(Some records)
________
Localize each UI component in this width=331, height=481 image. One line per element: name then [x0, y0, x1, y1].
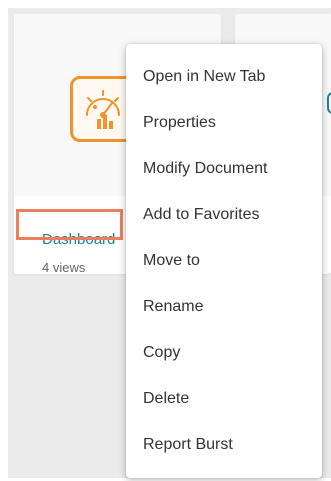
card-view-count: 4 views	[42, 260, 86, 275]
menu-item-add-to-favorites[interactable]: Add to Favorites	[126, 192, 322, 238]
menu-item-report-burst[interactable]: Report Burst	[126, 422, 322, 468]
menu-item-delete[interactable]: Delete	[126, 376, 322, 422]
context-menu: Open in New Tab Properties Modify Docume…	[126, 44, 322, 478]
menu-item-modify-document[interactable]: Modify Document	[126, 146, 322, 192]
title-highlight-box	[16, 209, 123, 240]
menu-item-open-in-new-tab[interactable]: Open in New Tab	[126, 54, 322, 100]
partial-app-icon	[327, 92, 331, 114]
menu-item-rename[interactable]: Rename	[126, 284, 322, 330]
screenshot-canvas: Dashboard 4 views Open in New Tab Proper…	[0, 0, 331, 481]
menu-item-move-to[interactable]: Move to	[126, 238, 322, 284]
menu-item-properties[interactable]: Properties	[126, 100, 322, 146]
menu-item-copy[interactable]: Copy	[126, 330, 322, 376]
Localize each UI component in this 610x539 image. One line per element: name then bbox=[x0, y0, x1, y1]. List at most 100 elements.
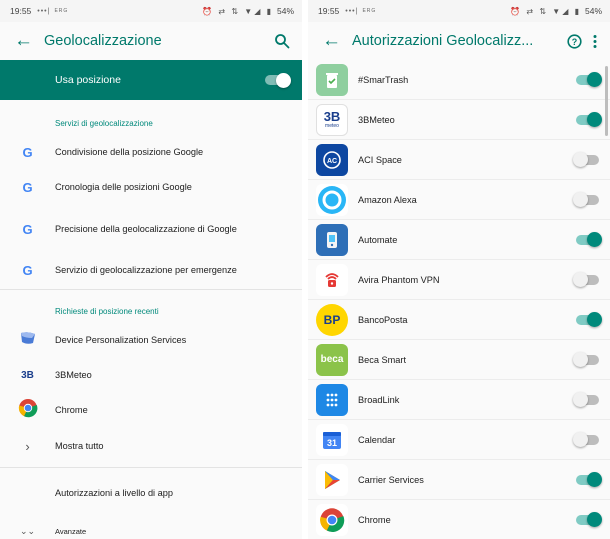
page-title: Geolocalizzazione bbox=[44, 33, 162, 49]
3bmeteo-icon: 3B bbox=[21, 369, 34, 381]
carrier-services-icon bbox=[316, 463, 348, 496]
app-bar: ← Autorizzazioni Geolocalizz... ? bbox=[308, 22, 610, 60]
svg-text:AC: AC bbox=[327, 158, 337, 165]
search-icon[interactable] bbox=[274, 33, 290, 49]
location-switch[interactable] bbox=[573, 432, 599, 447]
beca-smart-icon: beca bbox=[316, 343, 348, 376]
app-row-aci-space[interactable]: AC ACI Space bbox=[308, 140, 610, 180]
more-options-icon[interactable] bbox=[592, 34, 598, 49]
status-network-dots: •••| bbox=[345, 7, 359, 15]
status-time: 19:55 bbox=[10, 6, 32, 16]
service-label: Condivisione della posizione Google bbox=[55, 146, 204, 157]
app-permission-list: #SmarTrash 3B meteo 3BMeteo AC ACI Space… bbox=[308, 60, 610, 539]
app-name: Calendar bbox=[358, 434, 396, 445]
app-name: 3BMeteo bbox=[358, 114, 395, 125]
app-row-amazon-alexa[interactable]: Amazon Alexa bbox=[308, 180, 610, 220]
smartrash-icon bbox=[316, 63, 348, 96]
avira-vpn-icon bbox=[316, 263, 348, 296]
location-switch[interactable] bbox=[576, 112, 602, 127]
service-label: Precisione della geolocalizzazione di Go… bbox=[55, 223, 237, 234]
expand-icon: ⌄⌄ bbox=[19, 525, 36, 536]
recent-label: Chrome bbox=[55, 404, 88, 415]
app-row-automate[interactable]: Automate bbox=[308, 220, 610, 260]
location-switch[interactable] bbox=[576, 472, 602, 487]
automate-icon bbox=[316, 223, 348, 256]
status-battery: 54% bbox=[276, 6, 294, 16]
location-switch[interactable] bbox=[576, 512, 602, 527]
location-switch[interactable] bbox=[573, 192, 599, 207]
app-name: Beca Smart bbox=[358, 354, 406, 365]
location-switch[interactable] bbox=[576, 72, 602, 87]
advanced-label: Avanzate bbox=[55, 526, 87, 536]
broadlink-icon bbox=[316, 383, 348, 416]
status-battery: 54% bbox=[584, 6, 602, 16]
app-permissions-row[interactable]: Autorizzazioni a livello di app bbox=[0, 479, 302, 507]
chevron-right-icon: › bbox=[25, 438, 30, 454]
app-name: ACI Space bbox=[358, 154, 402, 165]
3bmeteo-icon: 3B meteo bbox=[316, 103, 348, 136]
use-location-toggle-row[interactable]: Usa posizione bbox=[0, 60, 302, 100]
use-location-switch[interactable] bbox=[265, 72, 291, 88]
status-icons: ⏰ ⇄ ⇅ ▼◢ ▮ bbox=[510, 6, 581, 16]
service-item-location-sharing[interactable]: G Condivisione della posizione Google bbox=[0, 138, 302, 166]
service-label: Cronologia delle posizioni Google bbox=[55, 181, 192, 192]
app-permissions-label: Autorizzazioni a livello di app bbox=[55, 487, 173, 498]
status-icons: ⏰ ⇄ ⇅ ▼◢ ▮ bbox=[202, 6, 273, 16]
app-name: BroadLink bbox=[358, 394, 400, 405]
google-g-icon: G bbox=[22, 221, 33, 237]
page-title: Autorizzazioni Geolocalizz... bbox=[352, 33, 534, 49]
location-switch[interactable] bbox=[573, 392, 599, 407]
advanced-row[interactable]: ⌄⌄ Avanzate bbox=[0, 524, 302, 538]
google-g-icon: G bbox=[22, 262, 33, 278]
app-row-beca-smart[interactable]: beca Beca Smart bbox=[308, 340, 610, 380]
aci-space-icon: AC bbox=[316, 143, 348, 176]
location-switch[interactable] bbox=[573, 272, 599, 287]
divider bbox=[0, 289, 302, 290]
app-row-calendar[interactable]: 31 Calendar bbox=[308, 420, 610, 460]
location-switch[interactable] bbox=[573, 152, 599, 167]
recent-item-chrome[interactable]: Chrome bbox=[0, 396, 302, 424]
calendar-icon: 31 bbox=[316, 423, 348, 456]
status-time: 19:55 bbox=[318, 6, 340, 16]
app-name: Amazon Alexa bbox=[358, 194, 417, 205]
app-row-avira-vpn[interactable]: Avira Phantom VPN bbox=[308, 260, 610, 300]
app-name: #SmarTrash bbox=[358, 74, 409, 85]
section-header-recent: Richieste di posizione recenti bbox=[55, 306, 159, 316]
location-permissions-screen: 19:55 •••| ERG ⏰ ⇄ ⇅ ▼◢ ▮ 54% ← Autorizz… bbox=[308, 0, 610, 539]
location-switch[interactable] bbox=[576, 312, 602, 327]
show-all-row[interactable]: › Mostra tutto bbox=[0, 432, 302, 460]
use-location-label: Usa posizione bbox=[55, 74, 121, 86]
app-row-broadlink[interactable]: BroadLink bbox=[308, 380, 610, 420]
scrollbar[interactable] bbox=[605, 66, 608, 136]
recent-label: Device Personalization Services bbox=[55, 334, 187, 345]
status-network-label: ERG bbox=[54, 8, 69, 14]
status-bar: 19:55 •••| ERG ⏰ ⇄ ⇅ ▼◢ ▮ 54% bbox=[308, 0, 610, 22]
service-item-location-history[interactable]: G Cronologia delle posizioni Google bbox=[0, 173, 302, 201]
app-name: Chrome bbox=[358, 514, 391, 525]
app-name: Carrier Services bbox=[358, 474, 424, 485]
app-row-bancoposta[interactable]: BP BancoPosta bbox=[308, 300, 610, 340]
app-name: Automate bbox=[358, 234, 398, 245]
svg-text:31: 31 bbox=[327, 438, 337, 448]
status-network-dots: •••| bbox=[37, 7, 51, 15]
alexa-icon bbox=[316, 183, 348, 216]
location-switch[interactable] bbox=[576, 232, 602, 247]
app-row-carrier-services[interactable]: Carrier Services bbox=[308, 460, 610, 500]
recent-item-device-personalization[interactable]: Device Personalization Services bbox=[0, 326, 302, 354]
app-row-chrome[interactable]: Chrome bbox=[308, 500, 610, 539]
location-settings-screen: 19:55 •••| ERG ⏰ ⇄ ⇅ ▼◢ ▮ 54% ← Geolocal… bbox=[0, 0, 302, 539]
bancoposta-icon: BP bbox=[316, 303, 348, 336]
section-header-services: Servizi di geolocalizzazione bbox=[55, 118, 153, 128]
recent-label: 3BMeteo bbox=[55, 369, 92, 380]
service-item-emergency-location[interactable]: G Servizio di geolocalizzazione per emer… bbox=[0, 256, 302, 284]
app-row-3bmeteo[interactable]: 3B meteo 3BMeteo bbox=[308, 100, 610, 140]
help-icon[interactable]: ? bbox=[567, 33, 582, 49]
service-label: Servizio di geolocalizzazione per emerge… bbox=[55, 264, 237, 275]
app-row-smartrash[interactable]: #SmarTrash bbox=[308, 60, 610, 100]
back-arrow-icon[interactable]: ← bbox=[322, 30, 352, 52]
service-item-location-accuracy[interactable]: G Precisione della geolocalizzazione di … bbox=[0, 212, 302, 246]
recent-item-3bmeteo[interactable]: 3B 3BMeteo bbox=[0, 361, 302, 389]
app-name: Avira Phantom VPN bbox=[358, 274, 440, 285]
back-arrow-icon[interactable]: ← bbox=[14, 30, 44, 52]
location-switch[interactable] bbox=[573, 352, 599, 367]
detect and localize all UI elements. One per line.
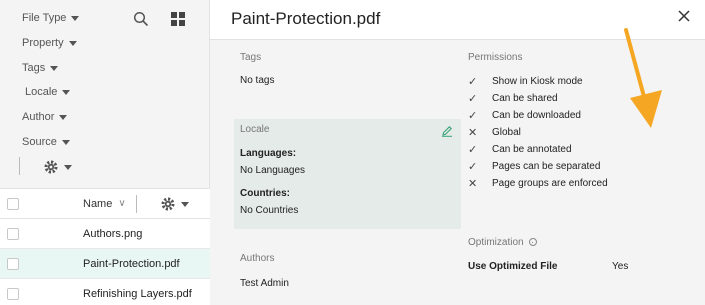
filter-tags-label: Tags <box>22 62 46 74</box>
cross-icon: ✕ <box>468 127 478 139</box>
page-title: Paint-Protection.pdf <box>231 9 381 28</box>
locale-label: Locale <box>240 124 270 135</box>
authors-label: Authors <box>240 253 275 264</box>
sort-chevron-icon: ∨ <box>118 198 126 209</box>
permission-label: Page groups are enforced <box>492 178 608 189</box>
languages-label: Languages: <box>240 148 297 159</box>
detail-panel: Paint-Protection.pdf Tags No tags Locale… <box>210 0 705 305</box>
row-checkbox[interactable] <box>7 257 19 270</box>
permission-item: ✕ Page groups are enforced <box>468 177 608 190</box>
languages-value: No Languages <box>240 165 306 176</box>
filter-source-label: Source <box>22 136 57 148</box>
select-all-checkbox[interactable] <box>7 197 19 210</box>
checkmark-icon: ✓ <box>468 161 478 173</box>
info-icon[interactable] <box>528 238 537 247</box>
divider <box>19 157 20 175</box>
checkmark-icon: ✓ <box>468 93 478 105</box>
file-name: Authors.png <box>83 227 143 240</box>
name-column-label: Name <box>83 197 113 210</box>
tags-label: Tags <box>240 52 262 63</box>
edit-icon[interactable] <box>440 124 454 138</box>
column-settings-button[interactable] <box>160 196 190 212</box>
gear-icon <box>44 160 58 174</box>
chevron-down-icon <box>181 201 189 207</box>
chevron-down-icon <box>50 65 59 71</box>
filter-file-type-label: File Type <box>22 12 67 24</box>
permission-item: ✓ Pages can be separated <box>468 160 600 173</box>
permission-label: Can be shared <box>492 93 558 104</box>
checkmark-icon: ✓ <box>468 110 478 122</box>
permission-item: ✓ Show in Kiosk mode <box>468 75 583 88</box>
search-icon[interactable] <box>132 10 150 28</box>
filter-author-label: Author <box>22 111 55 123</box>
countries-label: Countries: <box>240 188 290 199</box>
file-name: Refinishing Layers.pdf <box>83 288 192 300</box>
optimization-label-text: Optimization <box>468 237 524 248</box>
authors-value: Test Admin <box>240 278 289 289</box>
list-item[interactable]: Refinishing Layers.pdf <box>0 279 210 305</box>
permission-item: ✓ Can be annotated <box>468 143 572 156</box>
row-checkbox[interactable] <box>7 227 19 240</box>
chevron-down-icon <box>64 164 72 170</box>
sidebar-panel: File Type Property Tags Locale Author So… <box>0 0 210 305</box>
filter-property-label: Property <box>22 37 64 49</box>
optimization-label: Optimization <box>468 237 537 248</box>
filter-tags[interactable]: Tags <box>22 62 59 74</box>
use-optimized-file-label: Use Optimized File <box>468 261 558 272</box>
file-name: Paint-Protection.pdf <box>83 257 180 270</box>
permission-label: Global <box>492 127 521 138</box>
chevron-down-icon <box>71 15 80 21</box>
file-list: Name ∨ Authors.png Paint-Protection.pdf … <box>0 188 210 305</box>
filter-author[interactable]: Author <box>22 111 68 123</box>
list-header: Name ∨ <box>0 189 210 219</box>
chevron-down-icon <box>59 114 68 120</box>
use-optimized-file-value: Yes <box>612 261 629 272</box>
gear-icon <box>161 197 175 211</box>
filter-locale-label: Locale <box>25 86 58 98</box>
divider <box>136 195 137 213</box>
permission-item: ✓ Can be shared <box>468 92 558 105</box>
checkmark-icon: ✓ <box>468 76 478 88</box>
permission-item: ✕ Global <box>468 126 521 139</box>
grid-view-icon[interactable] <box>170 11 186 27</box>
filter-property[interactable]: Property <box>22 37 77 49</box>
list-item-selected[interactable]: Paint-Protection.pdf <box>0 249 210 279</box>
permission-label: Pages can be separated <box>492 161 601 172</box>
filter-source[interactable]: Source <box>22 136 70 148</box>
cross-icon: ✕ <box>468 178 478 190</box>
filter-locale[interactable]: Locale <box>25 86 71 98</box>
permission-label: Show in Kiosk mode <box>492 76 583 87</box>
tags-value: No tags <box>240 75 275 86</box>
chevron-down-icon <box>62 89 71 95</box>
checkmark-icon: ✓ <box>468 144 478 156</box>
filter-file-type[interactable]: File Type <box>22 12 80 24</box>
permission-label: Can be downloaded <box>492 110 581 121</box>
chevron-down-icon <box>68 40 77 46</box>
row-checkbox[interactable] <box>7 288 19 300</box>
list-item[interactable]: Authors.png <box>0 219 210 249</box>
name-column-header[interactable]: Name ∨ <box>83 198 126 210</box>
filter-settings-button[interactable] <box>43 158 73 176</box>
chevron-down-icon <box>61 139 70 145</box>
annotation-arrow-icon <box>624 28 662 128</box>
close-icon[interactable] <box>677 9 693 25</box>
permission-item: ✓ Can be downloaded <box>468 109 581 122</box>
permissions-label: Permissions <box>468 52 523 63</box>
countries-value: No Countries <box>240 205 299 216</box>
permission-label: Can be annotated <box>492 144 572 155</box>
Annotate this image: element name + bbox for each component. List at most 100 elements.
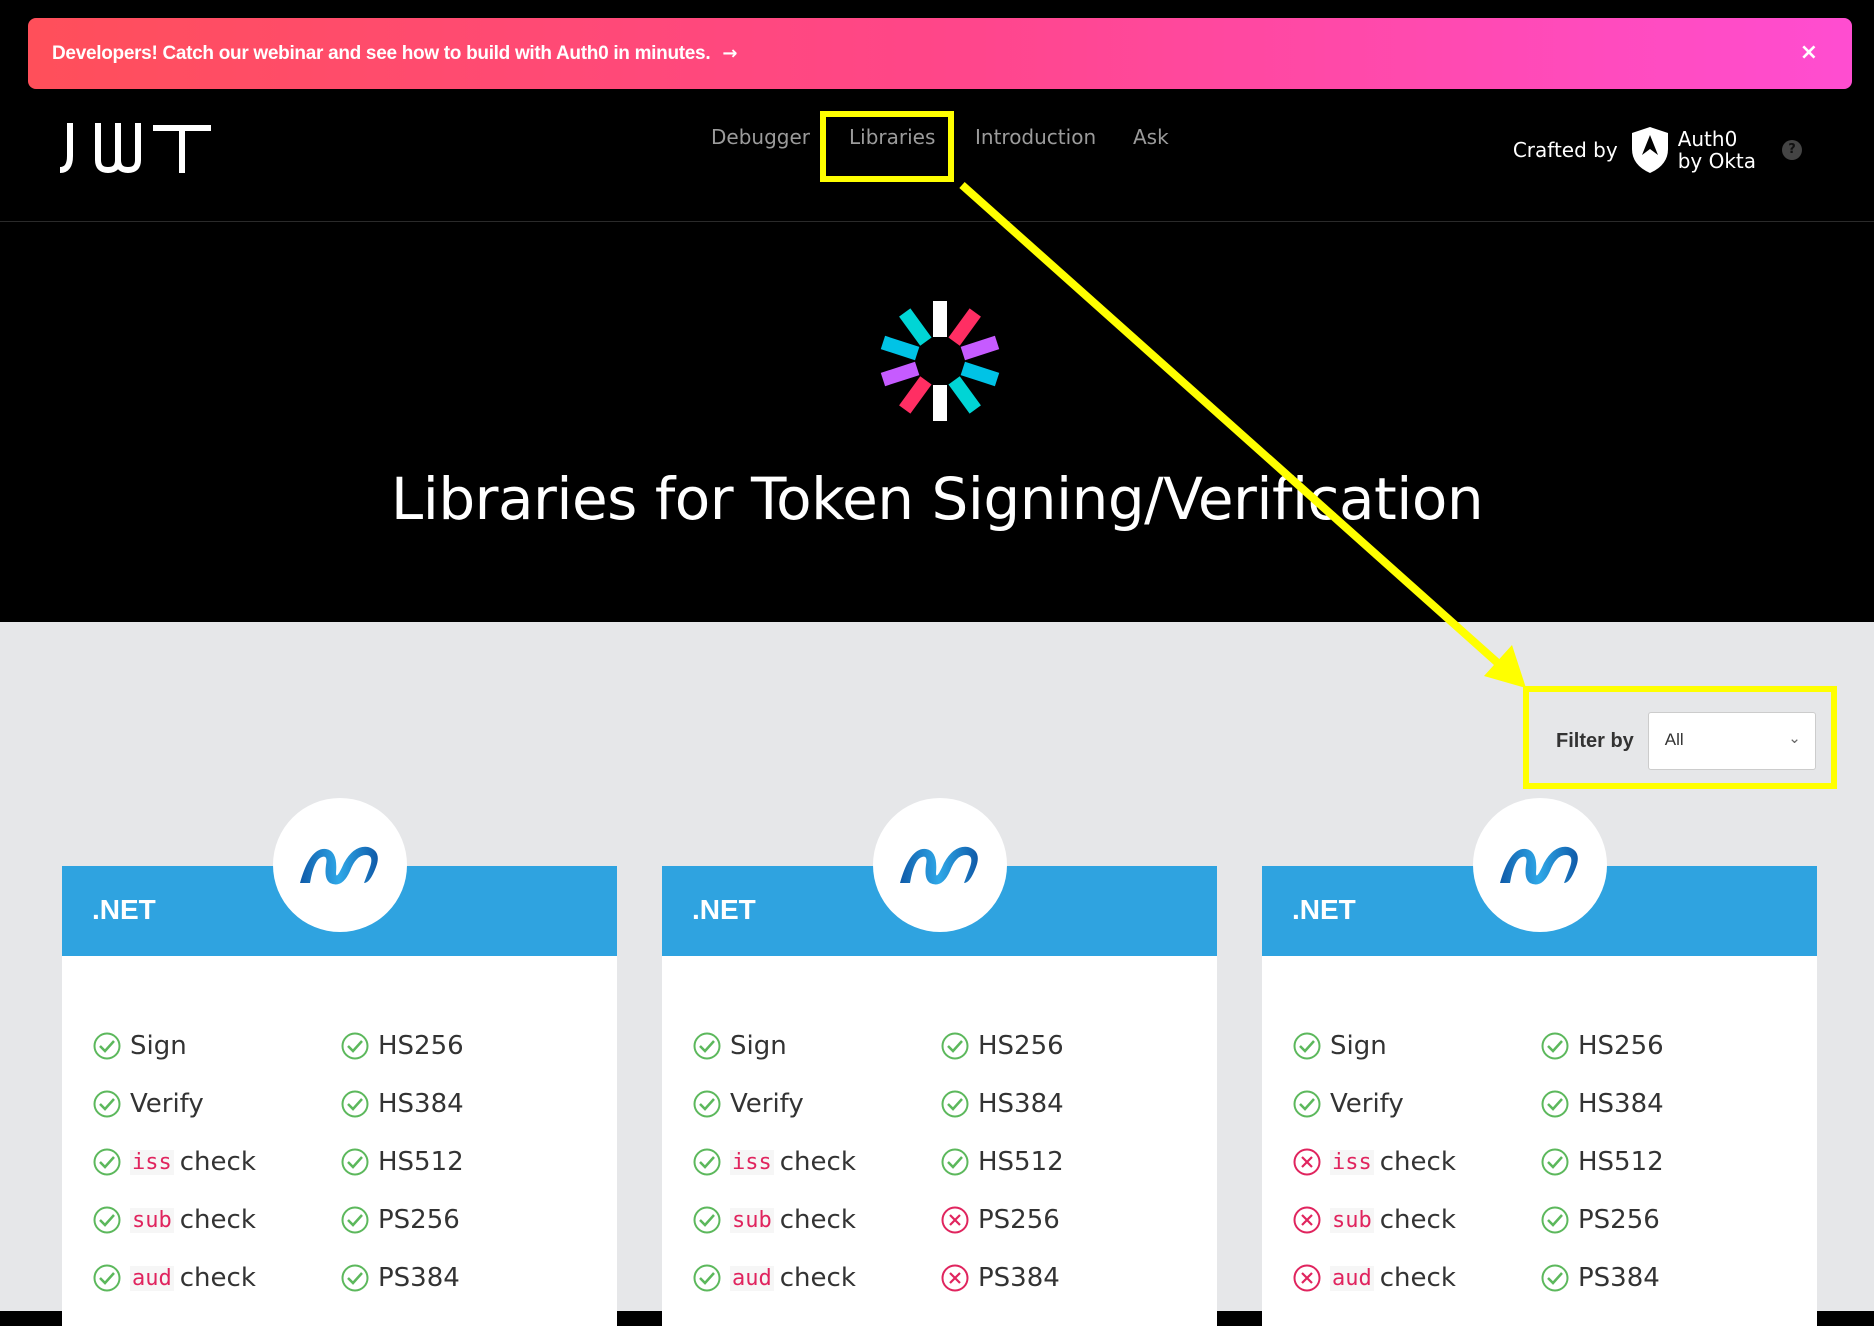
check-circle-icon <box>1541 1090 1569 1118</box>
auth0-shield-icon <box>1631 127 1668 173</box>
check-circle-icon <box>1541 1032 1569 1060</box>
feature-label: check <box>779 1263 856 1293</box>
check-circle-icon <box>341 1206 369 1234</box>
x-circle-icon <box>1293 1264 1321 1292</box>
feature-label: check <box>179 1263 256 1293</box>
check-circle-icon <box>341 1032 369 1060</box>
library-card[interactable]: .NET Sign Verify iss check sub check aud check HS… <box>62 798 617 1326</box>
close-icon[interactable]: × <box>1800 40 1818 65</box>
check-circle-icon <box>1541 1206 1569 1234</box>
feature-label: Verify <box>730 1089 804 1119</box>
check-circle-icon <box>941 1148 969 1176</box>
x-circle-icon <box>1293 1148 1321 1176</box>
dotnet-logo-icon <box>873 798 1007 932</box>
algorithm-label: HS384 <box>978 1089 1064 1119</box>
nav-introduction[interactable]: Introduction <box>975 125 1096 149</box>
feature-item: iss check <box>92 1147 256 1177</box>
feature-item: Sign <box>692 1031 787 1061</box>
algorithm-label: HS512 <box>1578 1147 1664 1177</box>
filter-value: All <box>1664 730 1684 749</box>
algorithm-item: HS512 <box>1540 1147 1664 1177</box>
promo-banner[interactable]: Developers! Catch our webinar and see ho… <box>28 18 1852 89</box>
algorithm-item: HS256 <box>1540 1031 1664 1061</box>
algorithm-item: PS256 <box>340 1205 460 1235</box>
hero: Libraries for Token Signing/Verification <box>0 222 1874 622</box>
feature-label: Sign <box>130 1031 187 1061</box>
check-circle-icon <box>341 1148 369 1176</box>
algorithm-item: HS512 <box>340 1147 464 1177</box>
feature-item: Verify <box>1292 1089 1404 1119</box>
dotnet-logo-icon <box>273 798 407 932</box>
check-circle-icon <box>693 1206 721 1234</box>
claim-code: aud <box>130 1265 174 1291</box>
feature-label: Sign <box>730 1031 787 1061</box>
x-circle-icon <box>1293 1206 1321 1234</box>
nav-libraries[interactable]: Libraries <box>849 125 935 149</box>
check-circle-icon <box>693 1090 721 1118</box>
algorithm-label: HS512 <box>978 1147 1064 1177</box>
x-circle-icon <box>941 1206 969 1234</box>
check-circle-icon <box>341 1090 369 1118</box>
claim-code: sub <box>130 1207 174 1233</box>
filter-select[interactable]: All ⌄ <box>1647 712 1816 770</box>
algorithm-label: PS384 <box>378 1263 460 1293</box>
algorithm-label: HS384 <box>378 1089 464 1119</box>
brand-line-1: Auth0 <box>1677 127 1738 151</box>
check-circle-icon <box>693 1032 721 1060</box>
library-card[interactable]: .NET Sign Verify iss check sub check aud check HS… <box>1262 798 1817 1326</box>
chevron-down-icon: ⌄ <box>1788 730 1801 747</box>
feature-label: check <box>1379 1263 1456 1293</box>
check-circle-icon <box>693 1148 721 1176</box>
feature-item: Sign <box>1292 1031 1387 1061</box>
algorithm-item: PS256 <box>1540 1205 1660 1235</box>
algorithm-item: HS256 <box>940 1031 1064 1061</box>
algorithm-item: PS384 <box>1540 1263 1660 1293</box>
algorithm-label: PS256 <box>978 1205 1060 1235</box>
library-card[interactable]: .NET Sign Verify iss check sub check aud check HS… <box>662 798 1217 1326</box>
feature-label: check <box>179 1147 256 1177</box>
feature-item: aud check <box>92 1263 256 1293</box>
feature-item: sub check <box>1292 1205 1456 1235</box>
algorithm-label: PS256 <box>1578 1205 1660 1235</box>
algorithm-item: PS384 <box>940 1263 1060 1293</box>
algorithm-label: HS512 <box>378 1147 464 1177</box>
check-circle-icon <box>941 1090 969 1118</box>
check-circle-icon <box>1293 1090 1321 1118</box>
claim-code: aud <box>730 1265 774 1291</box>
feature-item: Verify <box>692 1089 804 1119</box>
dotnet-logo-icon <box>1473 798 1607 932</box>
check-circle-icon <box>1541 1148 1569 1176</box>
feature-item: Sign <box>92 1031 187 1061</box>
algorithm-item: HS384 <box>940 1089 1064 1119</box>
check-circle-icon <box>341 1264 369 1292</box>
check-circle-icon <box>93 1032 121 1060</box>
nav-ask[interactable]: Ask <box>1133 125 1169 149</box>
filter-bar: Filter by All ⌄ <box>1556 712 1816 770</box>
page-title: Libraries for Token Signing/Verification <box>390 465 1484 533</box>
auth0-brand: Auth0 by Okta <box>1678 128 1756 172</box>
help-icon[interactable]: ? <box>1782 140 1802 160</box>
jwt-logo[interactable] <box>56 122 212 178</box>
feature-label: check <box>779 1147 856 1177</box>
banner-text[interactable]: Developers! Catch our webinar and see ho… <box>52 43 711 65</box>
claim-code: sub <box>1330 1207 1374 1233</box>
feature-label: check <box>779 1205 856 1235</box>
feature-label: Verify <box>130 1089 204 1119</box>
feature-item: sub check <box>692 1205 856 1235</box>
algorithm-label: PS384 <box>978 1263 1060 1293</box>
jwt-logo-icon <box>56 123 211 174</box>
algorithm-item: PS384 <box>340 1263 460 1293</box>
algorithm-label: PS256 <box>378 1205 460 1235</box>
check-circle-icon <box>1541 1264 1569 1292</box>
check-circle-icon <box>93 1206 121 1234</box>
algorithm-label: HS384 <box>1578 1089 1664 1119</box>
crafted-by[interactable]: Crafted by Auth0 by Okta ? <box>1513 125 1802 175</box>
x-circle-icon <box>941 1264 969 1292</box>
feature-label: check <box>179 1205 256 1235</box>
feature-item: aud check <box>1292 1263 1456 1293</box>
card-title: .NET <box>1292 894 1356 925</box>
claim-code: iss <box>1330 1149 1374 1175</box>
________
### Aim of the task
Echo back, with no changes, the lines from the one containing "check-circle-icon <box>1541 1090" through the one containing "feature-label: Sign <box>730", both included.

### The result
check-circle-icon <box>1541 1090 1569 1118</box>
auth0-shield-icon <box>1631 127 1668 173</box>
check-circle-icon <box>1541 1032 1569 1060</box>
feature-label: check <box>779 1263 856 1293</box>
check-circle-icon <box>341 1206 369 1234</box>
x-circle-icon <box>1293 1264 1321 1292</box>
feature-label: check <box>179 1263 256 1293</box>
check-circle-icon <box>341 1032 369 1060</box>
library-card[interactable]: .NET Sign Verify iss check sub check aud check HS… <box>62 798 617 1326</box>
close-icon[interactable]: × <box>1800 40 1818 65</box>
check-circle-icon <box>1541 1206 1569 1234</box>
feature-label: Verify <box>730 1089 804 1119</box>
check-circle-icon <box>941 1148 969 1176</box>
x-circle-icon <box>1293 1148 1321 1176</box>
dotnet-logo-icon <box>873 798 1007 932</box>
algorithm-label: HS384 <box>978 1089 1064 1119</box>
nav-introduction[interactable]: Introduction <box>975 125 1096 149</box>
feature-item: iss check <box>92 1147 256 1177</box>
feature-item: Sign <box>692 1031 787 1061</box>
algorithm-label: HS512 <box>1578 1147 1664 1177</box>
filter-value: All <box>1664 730 1684 749</box>
algorithm-item: HS512 <box>1540 1147 1664 1177</box>
promo-banner[interactable]: Developers! Catch our webinar and see ho… <box>28 18 1852 89</box>
algorithm-item: HS256 <box>1540 1031 1664 1061</box>
algorithm-item: PS256 <box>340 1205 460 1235</box>
hero: Libraries for Token Signing/Verification <box>0 222 1874 622</box>
feature-label: Sign <box>130 1031 187 1061</box>
check-circle-icon <box>341 1148 369 1176</box>
algorithm-item: HS512 <box>340 1147 464 1177</box>
feature-item: Verify <box>1292 1089 1404 1119</box>
dotnet-logo-icon <box>273 798 407 932</box>
check-circle-icon <box>693 1206 721 1234</box>
claim-code: aud <box>130 1265 174 1291</box>
feature-label: Sign <box>730 1031 787 1061</box>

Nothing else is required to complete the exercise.